→ **GIVEN INSTRUCTION**:
Gather every line in the data below that contains the string "square". Case counts.

Records contained in a dataset
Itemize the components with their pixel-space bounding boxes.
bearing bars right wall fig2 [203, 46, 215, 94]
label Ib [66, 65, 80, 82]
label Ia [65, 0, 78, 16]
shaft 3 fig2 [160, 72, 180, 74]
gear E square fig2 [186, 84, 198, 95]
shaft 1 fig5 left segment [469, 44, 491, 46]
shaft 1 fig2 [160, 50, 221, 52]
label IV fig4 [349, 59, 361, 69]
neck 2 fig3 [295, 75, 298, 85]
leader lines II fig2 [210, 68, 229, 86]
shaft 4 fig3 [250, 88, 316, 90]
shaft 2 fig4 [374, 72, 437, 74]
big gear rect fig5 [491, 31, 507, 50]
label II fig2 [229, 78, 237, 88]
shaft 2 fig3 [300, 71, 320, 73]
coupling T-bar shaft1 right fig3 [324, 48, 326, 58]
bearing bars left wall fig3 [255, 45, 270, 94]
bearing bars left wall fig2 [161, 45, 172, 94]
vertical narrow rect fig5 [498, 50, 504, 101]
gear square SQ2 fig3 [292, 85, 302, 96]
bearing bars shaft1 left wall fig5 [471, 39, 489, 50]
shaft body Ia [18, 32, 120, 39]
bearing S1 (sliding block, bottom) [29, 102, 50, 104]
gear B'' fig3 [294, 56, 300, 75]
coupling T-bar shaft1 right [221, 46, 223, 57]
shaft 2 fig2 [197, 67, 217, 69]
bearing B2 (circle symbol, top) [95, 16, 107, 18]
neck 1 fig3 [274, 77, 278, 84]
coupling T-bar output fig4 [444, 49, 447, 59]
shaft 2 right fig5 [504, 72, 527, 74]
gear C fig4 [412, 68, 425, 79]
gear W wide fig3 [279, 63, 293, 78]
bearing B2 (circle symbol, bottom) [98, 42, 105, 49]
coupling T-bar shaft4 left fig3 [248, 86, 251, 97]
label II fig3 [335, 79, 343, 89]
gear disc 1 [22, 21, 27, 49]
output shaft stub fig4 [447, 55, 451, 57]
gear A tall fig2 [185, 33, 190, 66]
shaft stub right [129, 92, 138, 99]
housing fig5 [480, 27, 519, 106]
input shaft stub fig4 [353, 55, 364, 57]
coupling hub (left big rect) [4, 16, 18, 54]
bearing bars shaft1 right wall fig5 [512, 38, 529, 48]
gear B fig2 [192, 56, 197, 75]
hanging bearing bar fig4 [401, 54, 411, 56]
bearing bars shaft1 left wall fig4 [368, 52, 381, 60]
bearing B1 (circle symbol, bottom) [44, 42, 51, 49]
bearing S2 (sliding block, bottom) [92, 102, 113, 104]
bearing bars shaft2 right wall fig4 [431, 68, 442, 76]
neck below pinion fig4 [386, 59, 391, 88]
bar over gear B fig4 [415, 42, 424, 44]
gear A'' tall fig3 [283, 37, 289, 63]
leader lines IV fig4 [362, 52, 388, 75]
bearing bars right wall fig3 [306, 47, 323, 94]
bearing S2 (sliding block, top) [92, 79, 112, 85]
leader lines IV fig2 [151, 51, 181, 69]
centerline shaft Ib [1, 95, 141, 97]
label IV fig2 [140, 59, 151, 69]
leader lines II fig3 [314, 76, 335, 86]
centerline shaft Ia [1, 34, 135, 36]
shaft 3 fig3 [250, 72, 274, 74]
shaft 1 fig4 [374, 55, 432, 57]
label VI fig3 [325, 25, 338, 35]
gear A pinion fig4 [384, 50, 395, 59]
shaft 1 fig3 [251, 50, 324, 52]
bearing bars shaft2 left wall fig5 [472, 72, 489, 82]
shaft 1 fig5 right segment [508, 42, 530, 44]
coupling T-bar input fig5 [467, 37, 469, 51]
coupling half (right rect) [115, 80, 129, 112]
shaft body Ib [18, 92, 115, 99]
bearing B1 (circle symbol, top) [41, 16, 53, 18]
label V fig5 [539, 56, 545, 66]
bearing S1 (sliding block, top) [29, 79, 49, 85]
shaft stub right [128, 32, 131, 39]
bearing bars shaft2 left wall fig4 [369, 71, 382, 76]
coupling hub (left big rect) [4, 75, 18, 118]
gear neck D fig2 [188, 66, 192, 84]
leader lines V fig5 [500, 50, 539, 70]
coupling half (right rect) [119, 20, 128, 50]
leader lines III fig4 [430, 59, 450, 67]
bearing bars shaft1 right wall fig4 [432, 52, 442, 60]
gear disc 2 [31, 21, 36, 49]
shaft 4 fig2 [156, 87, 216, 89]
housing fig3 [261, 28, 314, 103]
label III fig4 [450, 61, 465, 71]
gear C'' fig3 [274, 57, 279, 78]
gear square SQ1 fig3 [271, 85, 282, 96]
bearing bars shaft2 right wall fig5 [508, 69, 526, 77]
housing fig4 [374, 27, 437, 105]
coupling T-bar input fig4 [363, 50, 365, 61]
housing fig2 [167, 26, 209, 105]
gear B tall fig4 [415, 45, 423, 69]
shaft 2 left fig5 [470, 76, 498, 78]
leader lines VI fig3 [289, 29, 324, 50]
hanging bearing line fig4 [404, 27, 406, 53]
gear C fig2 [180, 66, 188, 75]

→ **ANSWER TO THIS TASK**:
gear E square fig2 [186, 84, 198, 95]
gear square SQ2 fig3 [292, 85, 302, 96]
gear square SQ1 fig3 [271, 85, 282, 96]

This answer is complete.